DESCRIPTION OF THE TASK: In your copy, repeat the records exactly and leave out the pictures.

§

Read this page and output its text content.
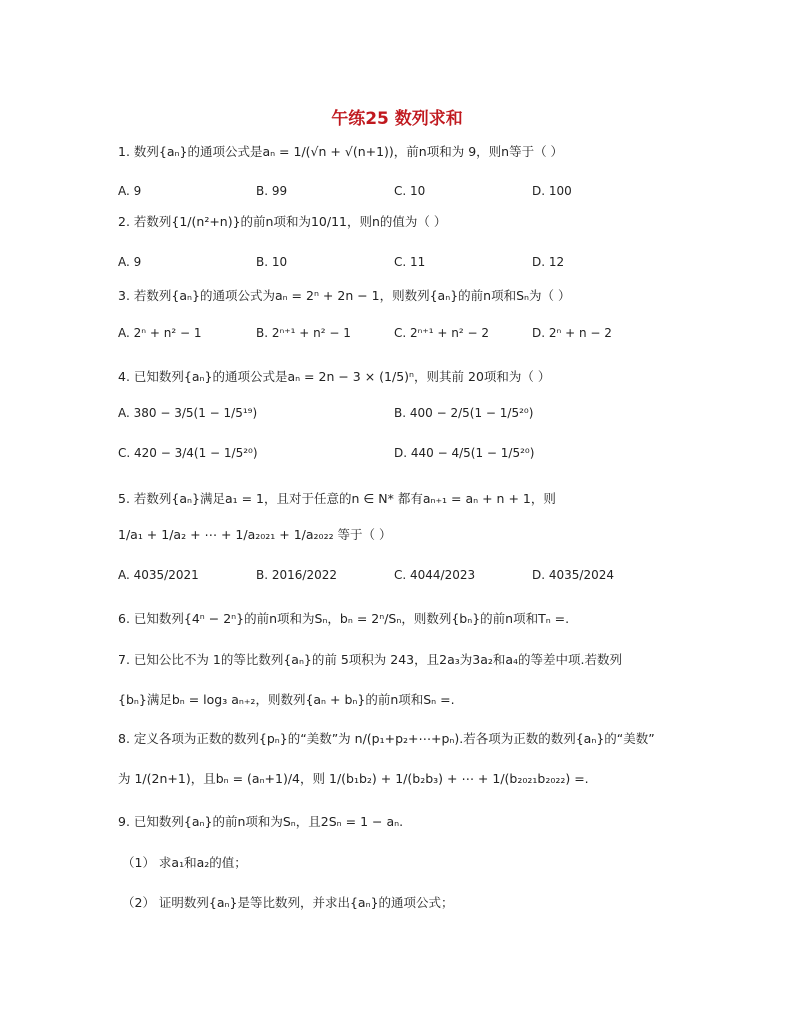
午练25 数列求和
1. 数列{aₙ}的通项公式是aₙ = 1/(√n + √(n+1))，前n项和为 9，则n等于（ ）
A. 9	B. 99	C. 10	D. 100
2. 若数列{1/(n²+n)}的前n项和为10/11，则n的值为（ ）
A. 9	B. 10	C. 11	D. 12
3. 若数列{aₙ}的通项公式为aₙ = 2ⁿ + 2n − 1，则数列{aₙ}的前n项和Sₙ为（ ）
A. 2ⁿ + n² − 1	B. 2ⁿ⁺¹ + n² − 1	C. 2ⁿ⁺¹ + n² − 2	D. 2ⁿ + n − 2
4. 已知数列{aₙ}的通项公式是aₙ = 2n − 3 × (1/5)ⁿ，则其前 20项和为（ ）
A. 380 − 3/5(1 − 1/5¹⁹)	B. 400 − 2/5(1 − 1/5²⁰)
C. 420 − 3/4(1 − 1/5²⁰)	D. 440 − 4/5(1 − 1/5²⁰)
5. 若数列{aₙ}满足a₁ = 1，且对于任意的n ∈ N* 都有aₙ₊₁ = aₙ + n + 1，则
1/a₁ + 1/a₂ + ⋯ + 1/a₂₀₂₁ + 1/a₂₀₂₂ 等于（ ）
A. 4035/2021	B. 2016/2022	C. 4044/2023	D. 4035/2024
6. 已知数列{4ⁿ − 2ⁿ}的前n项和为Sₙ，bₙ = 2ⁿ/Sₙ，则数列{bₙ}的前n项和Tₙ =.
7. 已知公比不为 1的等比数列{aₙ}的前 5项积为 243，且2a₃为3a₂和a₄的等差中项.若数列
{bₙ}满足bₙ = log₃ aₙ₊₂，则数列{aₙ + bₙ}的前n项和Sₙ =.
8. 定义各项为正数的数列{pₙ}的“美数”为 n/(p₁+p₂+⋯+pₙ).若各项为正数的数列{aₙ}的“美数”
为 1/(2n+1)，且bₙ = (aₙ+1)/4，则 1/(b₁b₂) + 1/(b₂b₃) + ⋯ + 1/(b₂₀₂₁b₂₀₂₂) =.
9. 已知数列{aₙ}的前n项和为Sₙ，且2Sₙ = 1 − aₙ.
（1） 求a₁和a₂的值；
（2） 证明数列{aₙ}是等比数列，并求出{aₙ}的通项公式；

§

SOLUTION:
Read this page and output its text content.
午练25 数列求和
1. 数列{aₙ}的通项公式是aₙ = 1/(√n + √(n+1))，前n项和为 9，则n等于（ ）
A. 9	B. 99	C. 10	D. 100
2. 若数列{1/(n²+n)}的前n项和为10/11，则n的值为（ ）
A. 9	B. 10	C. 11	D. 12
3. 若数列{aₙ}的通项公式为aₙ = 2ⁿ + 2n − 1，则数列{aₙ}的前n项和Sₙ为（ ）
A. 2ⁿ + n² − 1	B. 2ⁿ⁺¹ + n² − 1	C. 2ⁿ⁺¹ + n² − 2	D. 2ⁿ + n − 2
4. 已知数列{aₙ}的通项公式是aₙ = 2n − 3 × (1/5)ⁿ，则其前 20项和为（ ）
A. 380 − 3/5(1 − 1/5¹⁹)	B. 400 − 2/5(1 − 1/5²⁰)
C. 420 − 3/4(1 − 1/5²⁰)	D. 440 − 4/5(1 − 1/5²⁰)
5. 若数列{aₙ}满足a₁ = 1，且对于任意的n ∈ N* 都有aₙ₊₁ = aₙ + n + 1，则
1/a₁ + 1/a₂ + ⋯ + 1/a₂₀₂₁ + 1/a₂₀₂₂ 等于（ ）
A. 4035/2021	B. 2016/2022	C. 4044/2023	D. 4035/2024
6. 已知数列{4ⁿ − 2ⁿ}的前n项和为Sₙ，bₙ = 2ⁿ/Sₙ，则数列{bₙ}的前n项和Tₙ =.
7. 已知公比不为 1的等比数列{aₙ}的前 5项积为 243，且2a₃为3a₂和a₄的等差中项.若数列
{bₙ}满足bₙ = log₃ aₙ₊₂，则数列{aₙ + bₙ}的前n项和Sₙ =.
8. 定义各项为正数的数列{pₙ}的“美数”为 n/(p₁+p₂+⋯+pₙ).若各项为正数的数列{aₙ}的“美数”
为 1/(2n+1)，且bₙ = (aₙ+1)/4，则 1/(b₁b₂) + 1/(b₂b₃) + ⋯ + 1/(b₂₀₂₁b₂₀₂₂) =.
9. 已知数列{aₙ}的前n项和为Sₙ，且2Sₙ = 1 − aₙ.
（1） 求a₁和a₂的值；
（2） 证明数列{aₙ}是等比数列，并求出{aₙ}的通项公式；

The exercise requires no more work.